## What the exercise asks:
Reproduce all of the data that follows, character for character.

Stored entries
——————

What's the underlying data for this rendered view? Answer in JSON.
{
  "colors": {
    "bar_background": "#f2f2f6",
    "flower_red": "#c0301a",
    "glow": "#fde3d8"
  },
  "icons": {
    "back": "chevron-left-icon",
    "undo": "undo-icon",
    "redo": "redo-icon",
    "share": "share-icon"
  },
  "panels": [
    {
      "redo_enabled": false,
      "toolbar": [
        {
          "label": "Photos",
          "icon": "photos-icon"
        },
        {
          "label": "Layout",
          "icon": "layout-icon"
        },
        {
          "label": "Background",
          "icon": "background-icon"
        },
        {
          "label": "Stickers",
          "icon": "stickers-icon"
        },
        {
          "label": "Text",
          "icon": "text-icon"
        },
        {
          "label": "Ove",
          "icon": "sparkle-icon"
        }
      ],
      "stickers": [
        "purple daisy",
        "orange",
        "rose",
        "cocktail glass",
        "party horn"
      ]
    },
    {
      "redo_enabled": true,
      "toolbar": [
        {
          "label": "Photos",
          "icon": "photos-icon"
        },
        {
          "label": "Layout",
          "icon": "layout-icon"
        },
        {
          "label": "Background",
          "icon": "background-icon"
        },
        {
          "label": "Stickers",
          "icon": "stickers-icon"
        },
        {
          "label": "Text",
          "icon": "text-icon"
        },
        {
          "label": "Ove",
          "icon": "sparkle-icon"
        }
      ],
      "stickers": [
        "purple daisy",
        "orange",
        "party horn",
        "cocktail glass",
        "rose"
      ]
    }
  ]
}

——————

## Full response:
What's the underlying data for this rendered view? Answer in JSON.
{
  "colors": {
    "bar_background": "#f2f2f6",
    "flower_red": "#c0301a",
    "glow": "#fde3d8"
  },
  "icons": {
    "back": "chevron-left-icon",
    "undo": "undo-icon",
    "redo": "redo-icon",
    "share": "share-icon"
  },
  "panels": [
    {
      "redo_enabled": false,
      "toolbar": [
        {
          "label": "Photos",
          "icon": "photos-icon"
        },
        {
          "label": "Layout",
          "icon": "layout-icon"
        },
        {
          "label": "Background",
          "icon": "background-icon"
        },
        {
          "label": "Stickers",
          "icon": "stickers-icon"
        },
        {
          "label": "Text",
          "icon": "text-icon"
        },
        {
          "label": "Ove",
          "icon": "sparkle-icon"
        }
      ],
      "stickers": [
        "purple daisy",
        "orange",
        "rose",
        "cocktail glass",
        "party horn"
      ]
    },
    {
      "redo_enabled": true,
      "toolbar": [
        {
          "label": "Photos",
          "icon": "photos-icon"
        },
        {
          "label": "Layout",
          "icon": "layout-icon"
        },
        {
          "label": "Background",
          "icon": "background-icon"
        },
        {
          "label": "Stickers",
          "icon": "stickers-icon"
        },
        {
          "label": "Text",
          "icon": "text-icon"
        },
        {
          "label": "Ove",
          "icon": "sparkle-icon"
        }
      ],
      "stickers": [
        "purple daisy",
        "orange",
        "party horn",
        "cocktail glass",
        "rose"
      ]
    }
  ]
}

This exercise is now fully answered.